-- Task details --
In the data below, find each line containing the string "Temperature" and return it.

+++++

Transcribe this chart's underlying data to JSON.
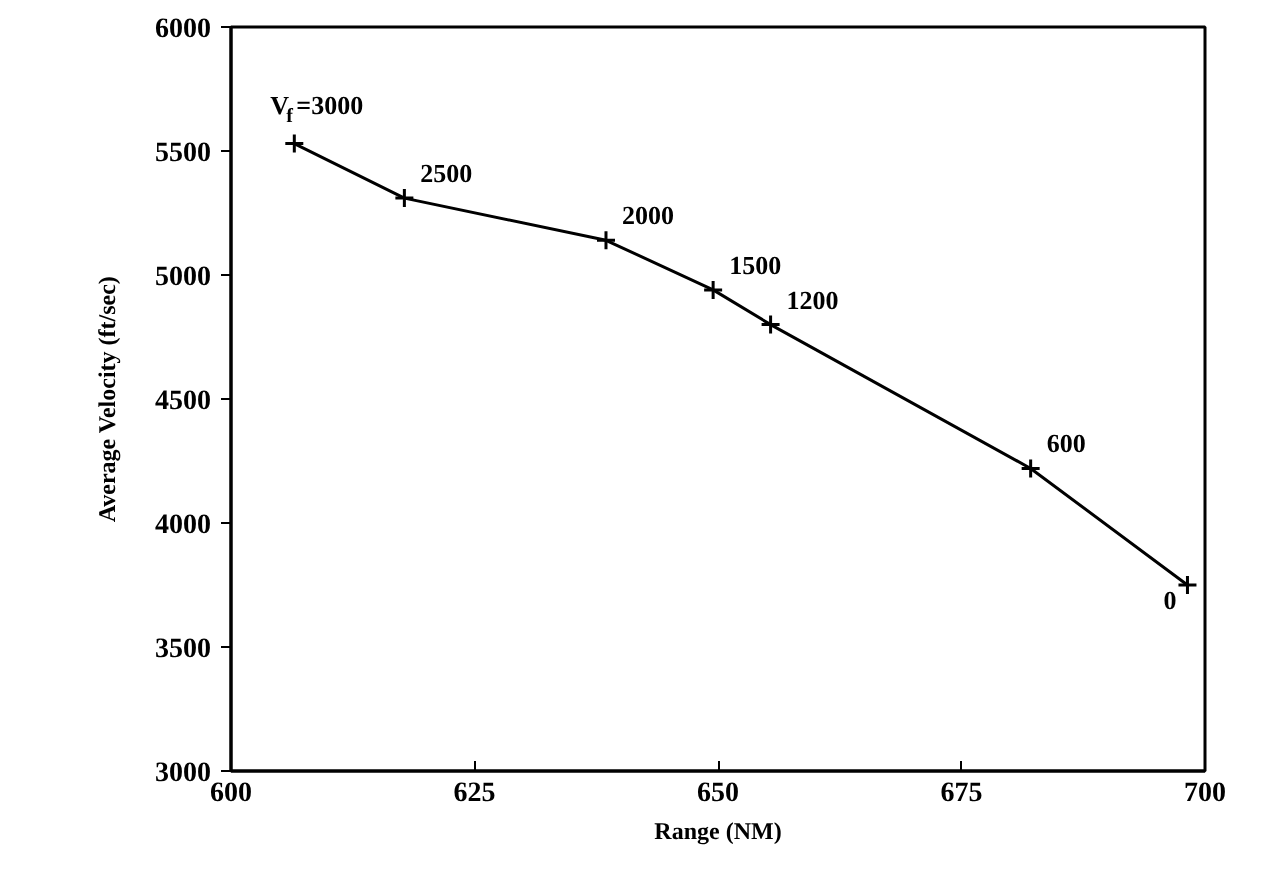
{
  "chart_data": {
    "type": "line",
    "xlabel": "Range (NM)",
    "ylabel": "Average Velocity (ft/sec)",
    "x": [
      606.5,
      617.8,
      638.5,
      649.5,
      655.4,
      682.1,
      698.2
    ],
    "series": [
      {
        "color": "#000000",
        "values": [
          5530,
          5310,
          5140,
          4940,
          4800,
          4220,
          3750
        ]
      }
    ],
    "xlim": [
      600,
      700
    ],
    "ylim": [
      3000,
      6000
    ],
    "xticks": [
      600,
      625,
      650,
      675,
      700
    ],
    "yticks": [
      3000,
      3500,
      4000,
      4500,
      5000,
      5500,
      6000
    ],
    "grid": false,
    "marker": "cross",
    "line_style": "solid",
    "annotations": [
      {
        "text": "V$_{f}$=3000",
        "x": 606.5,
        "y": 5530
      },
      {
        "text": "2500",
        "x": 617.8,
        "y": 5310
      },
      {
        "text": "2000",
        "x": 638.5,
        "y": 5140
      },
      {
        "text": "1500",
        "x": 649.5,
        "y": 4940
      },
      {
        "text": "1200",
        "x": 655.4,
        "y": 4800
      },
      {
        "text": "600",
        "x": 682.1,
        "y": 4220
      },
      {
        "text": "0",
        "x": 698.2,
        "y": 3750
      }
    ]
  }
}
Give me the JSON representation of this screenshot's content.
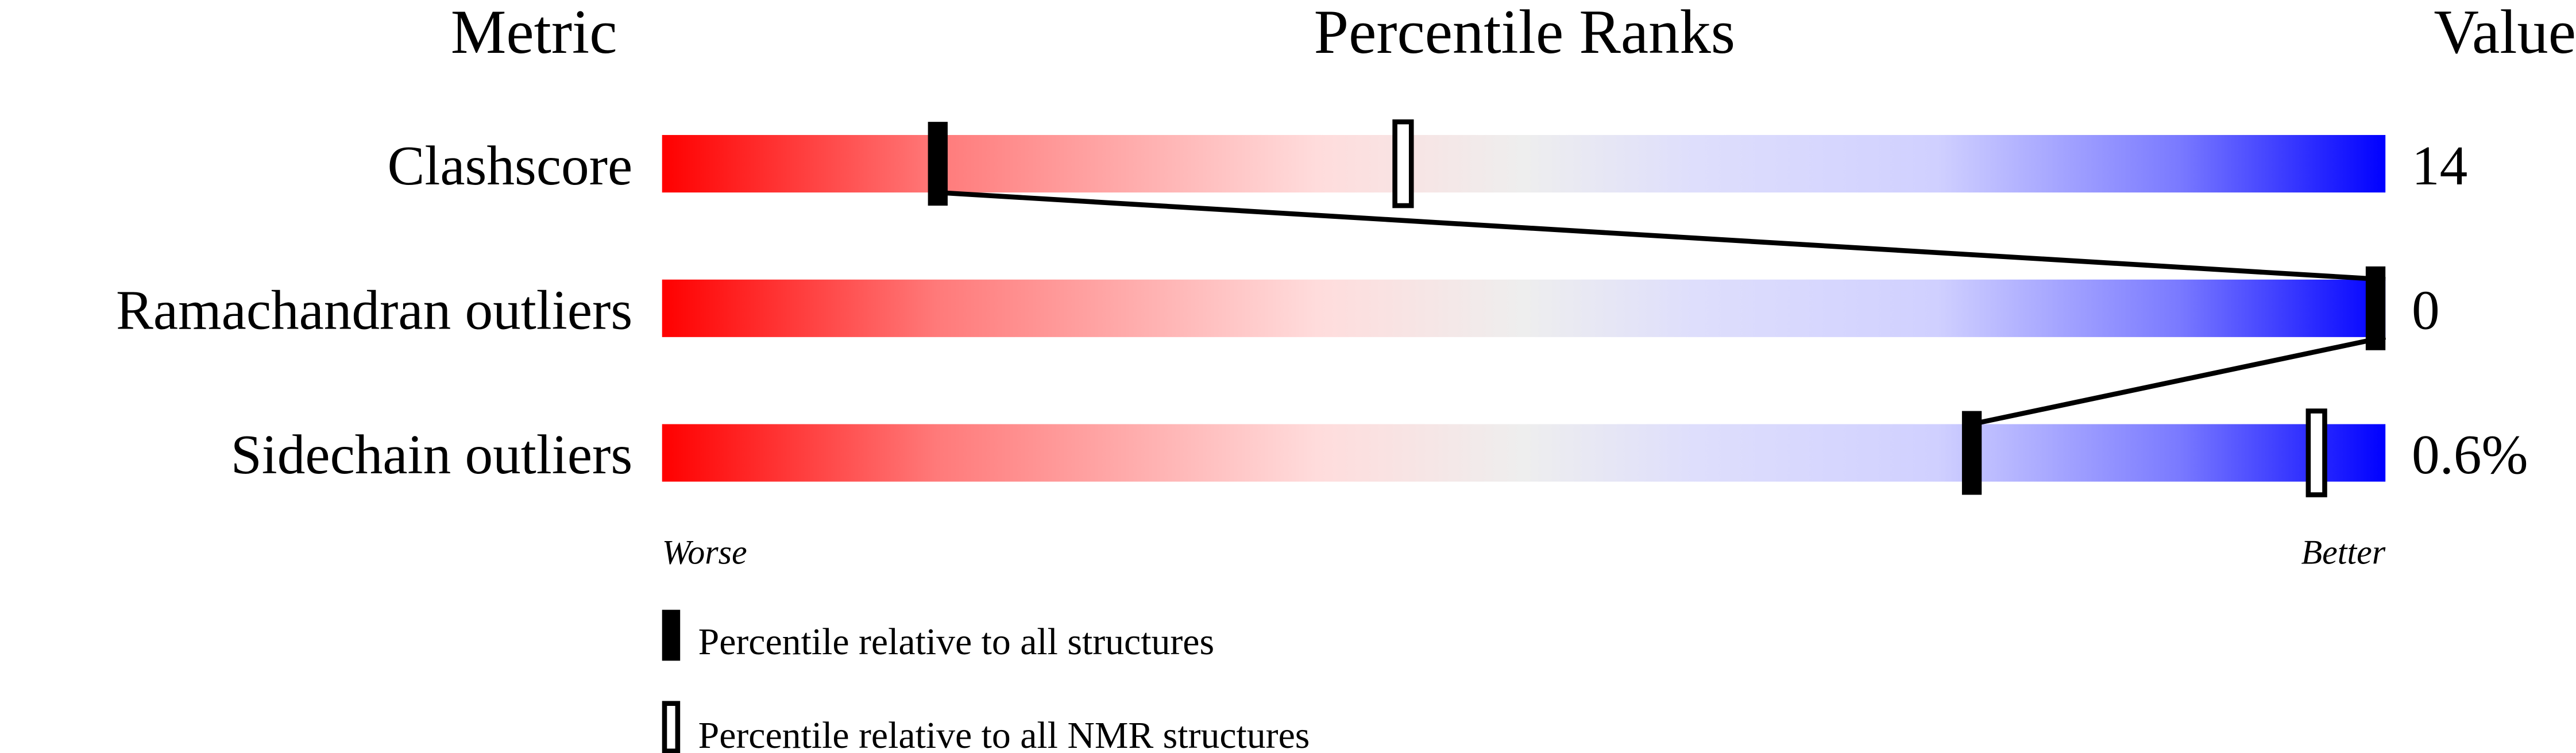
{
  "chart_data": {
    "type": "percentile-bar",
    "headers": {
      "metric": "Metric",
      "ranks": "Percentile Ranks",
      "value": "Value"
    },
    "xlim": [
      0,
      100
    ],
    "rows": [
      {
        "metric": "Clashscore",
        "value": "14",
        "percentile_all": 16,
        "percentile_nmr": 43
      },
      {
        "metric": "Ramachandran outliers",
        "value": "0",
        "percentile_all": 100,
        "percentile_nmr": 100
      },
      {
        "metric": "Sidechain outliers",
        "value": "0.6%",
        "percentile_all": 76,
        "percentile_nmr": 96
      }
    ],
    "axis": {
      "worse": "Worse",
      "better": "Better"
    },
    "legend": {
      "all": "Percentile relative to all structures",
      "nmr": "Percentile relative to all NMR structures"
    },
    "colors": {
      "worse": "#ff0000",
      "mid": "#eeeeee",
      "better": "#0000ff",
      "marker": "#000000"
    }
  }
}
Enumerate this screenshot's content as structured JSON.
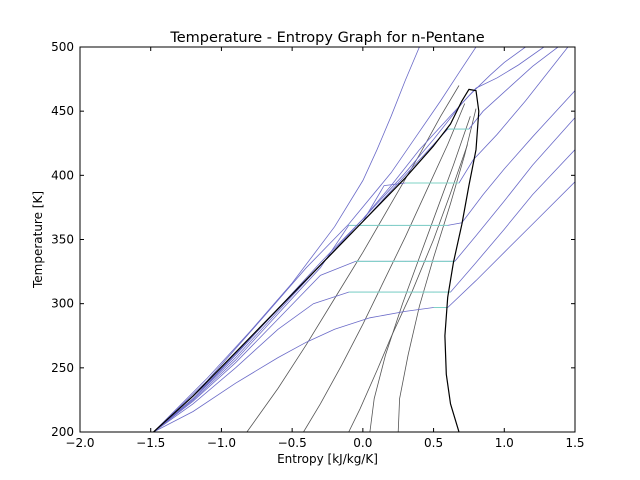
{
  "chart_data": {
    "type": "line",
    "title": "Temperature - Entropy Graph for n-Pentane",
    "xlabel": "Entropy [kJ/kg/K]",
    "ylabel": "Temperature [K]",
    "xlim": [
      -2.0,
      1.5
    ],
    "ylim": [
      200,
      500
    ],
    "xticks": [
      -2.0,
      -1.5,
      -1.0,
      -0.5,
      0.0,
      0.5,
      1.0,
      1.5
    ],
    "xtick_labels": [
      "−2.0",
      "−1.5",
      "−1.0",
      "−0.5",
      "0.0",
      "0.5",
      "1.0",
      "1.5"
    ],
    "yticks": [
      200,
      250,
      300,
      350,
      400,
      450,
      500
    ],
    "ytick_labels": [
      "200",
      "250",
      "300",
      "350",
      "400",
      "450",
      "500"
    ],
    "grid": false,
    "colors": {
      "saturation": "#000000",
      "isobar": "#6b6bc8",
      "isobar_two_phase": "#7fd3c6",
      "isochore": "#555555"
    },
    "saturation_dome": {
      "x": [
        -1.48,
        -1.2,
        -0.9,
        -0.6,
        -0.3,
        0.0,
        0.3,
        0.5,
        0.62,
        0.7,
        0.75,
        0.8,
        0.82,
        0.8,
        0.75,
        0.7,
        0.64,
        0.6,
        0.58,
        0.59,
        0.62,
        0.68
      ],
      "y": [
        200,
        228,
        262,
        296,
        330,
        364,
        398,
        423,
        440,
        458,
        467,
        466,
        450,
        420,
        392,
        362,
        332,
        305,
        275,
        245,
        222,
        200
      ]
    },
    "isobars": [
      {
        "x": [
          -1.48,
          -1.2,
          -0.9,
          -0.6,
          -0.4,
          -0.2,
          0.05,
          0.3,
          0.5,
          0.6,
          0.8,
          1.0,
          1.2,
          1.5
        ],
        "y": [
          200,
          216,
          238,
          258,
          270,
          280,
          289,
          294,
          297,
          297,
          318,
          340,
          362,
          395
        ]
      },
      {
        "x": [
          -1.48,
          -1.2,
          -0.9,
          -0.6,
          -0.35,
          -0.1,
          0.1,
          0.3,
          0.5,
          0.62,
          0.8,
          1.0,
          1.2,
          1.5
        ],
        "y": [
          200,
          222,
          250,
          280,
          300,
          309,
          309,
          309,
          309,
          309,
          332,
          358,
          385,
          420
        ]
      },
      {
        "x": [
          -1.48,
          -1.2,
          -0.9,
          -0.6,
          -0.3,
          -0.05,
          0.1,
          0.3,
          0.5,
          0.65,
          0.8,
          1.0,
          1.2,
          1.5
        ],
        "y": [
          200,
          224,
          254,
          288,
          322,
          333,
          333,
          333,
          333,
          333,
          353,
          380,
          408,
          445
        ]
      },
      {
        "x": [
          -1.48,
          -1.2,
          -0.9,
          -0.6,
          -0.3,
          -0.1,
          0.2,
          0.4,
          0.6,
          0.7,
          0.85,
          1.0,
          1.2,
          1.5
        ],
        "y": [
          200,
          225,
          256,
          292,
          328,
          361,
          361,
          361,
          361,
          363,
          385,
          405,
          430,
          466
        ]
      },
      {
        "x": [
          -1.48,
          -1.2,
          -0.9,
          -0.6,
          -0.3,
          0.0,
          0.15,
          0.3,
          0.5,
          0.68,
          0.78,
          0.95,
          1.15,
          1.45
        ],
        "y": [
          200,
          226,
          258,
          294,
          330,
          364,
          392,
          394,
          394,
          394,
          412,
          432,
          458,
          500
        ]
      },
      {
        "x": [
          -1.48,
          -1.2,
          -0.9,
          -0.6,
          -0.3,
          0.0,
          0.3,
          0.4,
          0.6,
          0.75,
          0.85,
          1.0,
          1.2,
          1.38
        ],
        "y": [
          200,
          226,
          260,
          296,
          330,
          364,
          400,
          412,
          436,
          436,
          450,
          465,
          485,
          500
        ]
      },
      {
        "x": [
          -1.48,
          -1.2,
          -0.9,
          -0.6,
          -0.3,
          0.0,
          0.3,
          0.5,
          0.7,
          0.8,
          0.95,
          1.1,
          1.28
        ],
        "y": [
          200,
          226,
          260,
          296,
          332,
          366,
          402,
          428,
          456,
          468,
          476,
          486,
          500
        ]
      },
      {
        "x": [
          -1.48,
          -1.1,
          -0.7,
          -0.3,
          0.0,
          0.2,
          0.4,
          0.6,
          0.75,
          0.9,
          1.0,
          1.15
        ],
        "y": [
          200,
          238,
          284,
          330,
          366,
          392,
          420,
          444,
          462,
          478,
          488,
          500
        ]
      },
      {
        "x": [
          -1.48,
          -1.1,
          -0.7,
          -0.4,
          -0.1,
          0.2,
          0.4,
          0.55,
          0.68,
          0.8
        ],
        "y": [
          200,
          240,
          290,
          328,
          362,
          402,
          434,
          458,
          480,
          500
        ]
      },
      {
        "x": [
          -1.48,
          -1.1,
          -0.8,
          -0.5,
          -0.2,
          0.0,
          0.1,
          0.2,
          0.3,
          0.4
        ],
        "y": [
          200,
          242,
          278,
          316,
          360,
          396,
          420,
          446,
          474,
          500
        ]
      }
    ],
    "isochores": [
      {
        "x": [
          -0.82,
          -0.6,
          -0.4,
          -0.2,
          0.0,
          0.2,
          0.4,
          0.55,
          0.68
        ],
        "y": [
          200,
          234,
          268,
          304,
          340,
          378,
          416,
          446,
          470
        ]
      },
      {
        "x": [
          -0.42,
          -0.3,
          -0.15,
          0.0,
          0.15,
          0.3,
          0.45,
          0.6,
          0.72
        ],
        "y": [
          200,
          222,
          252,
          284,
          318,
          352,
          388,
          424,
          456
        ]
      },
      {
        "x": [
          -0.1,
          -0.02,
          0.1,
          0.2,
          0.35,
          0.5,
          0.62,
          0.74
        ],
        "y": [
          200,
          218,
          248,
          274,
          310,
          350,
          386,
          424
        ]
      },
      {
        "x": [
          0.05,
          0.08,
          0.16,
          0.28,
          0.4,
          0.52,
          0.64,
          0.76
        ],
        "y": [
          200,
          226,
          260,
          300,
          336,
          372,
          408,
          446
        ]
      },
      {
        "x": [
          0.25,
          0.26,
          0.32,
          0.4,
          0.5,
          0.62,
          0.72,
          0.8
        ],
        "y": [
          200,
          226,
          260,
          298,
          336,
          378,
          416,
          452
        ]
      }
    ]
  }
}
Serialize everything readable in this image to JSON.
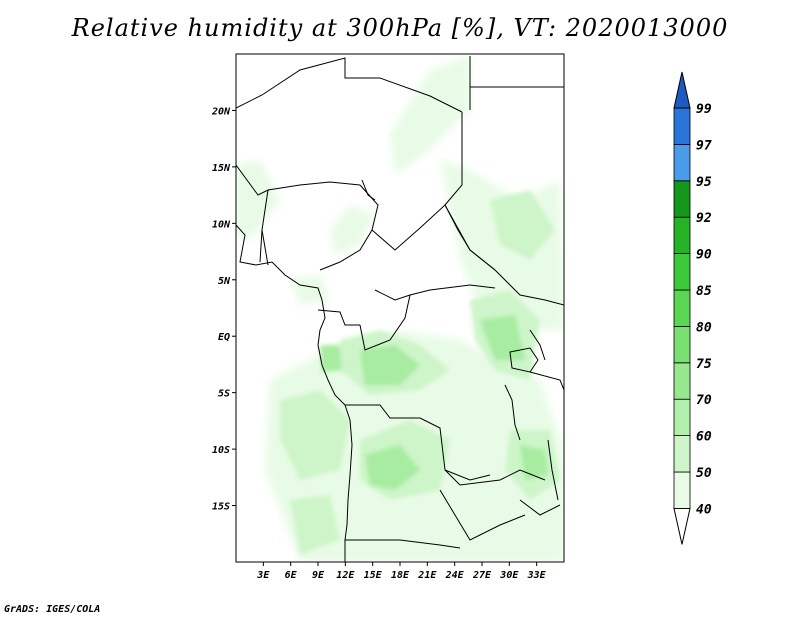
{
  "title": "Relative humidity at 300hPa [%], VT: 2020013000",
  "footer": "GrADS: IGES/COLA",
  "map": {
    "lon_range": [
      0,
      36
    ],
    "lat_range": [
      -20,
      25
    ],
    "x_ticks": [
      {
        "value": 3,
        "label": "3E"
      },
      {
        "value": 6,
        "label": "6E"
      },
      {
        "value": 9,
        "label": "9E"
      },
      {
        "value": 12,
        "label": "12E"
      },
      {
        "value": 15,
        "label": "15E"
      },
      {
        "value": 18,
        "label": "18E"
      },
      {
        "value": 21,
        "label": "21E"
      },
      {
        "value": 24,
        "label": "24E"
      },
      {
        "value": 27,
        "label": "27E"
      },
      {
        "value": 30,
        "label": "30E"
      },
      {
        "value": 33,
        "label": "33E"
      }
    ],
    "y_ticks": [
      {
        "value": 20,
        "label": "20N"
      },
      {
        "value": 15,
        "label": "15N"
      },
      {
        "value": 10,
        "label": "10N"
      },
      {
        "value": 5,
        "label": "5N"
      },
      {
        "value": 0,
        "label": "EQ"
      },
      {
        "value": -5,
        "label": "5S"
      },
      {
        "value": -10,
        "label": "10S"
      },
      {
        "value": -15,
        "label": "15S"
      }
    ]
  },
  "colorbar": {
    "levels": [
      "40",
      "50",
      "60",
      "70",
      "75",
      "80",
      "85",
      "90",
      "92",
      "95",
      "97",
      "99"
    ],
    "colors": [
      "#ffffff",
      "#e8fbe6",
      "#cdf5c9",
      "#b2efad",
      "#96e88f",
      "#78e071",
      "#5ad653",
      "#3dc93a",
      "#27b326",
      "#14971a",
      "#4a9be8",
      "#2a73d8",
      "#1c5cc0"
    ]
  },
  "colors": {
    "lightest": "#e8fbe6",
    "light": "#cdf5c9",
    "medium": "#a7eca1",
    "strong": "#7fdd78"
  }
}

+++++

-- Full solution --
    "title": "Temperature - Entropy Graph for n-Pentane",
    "ylabel": "Temperature [K]",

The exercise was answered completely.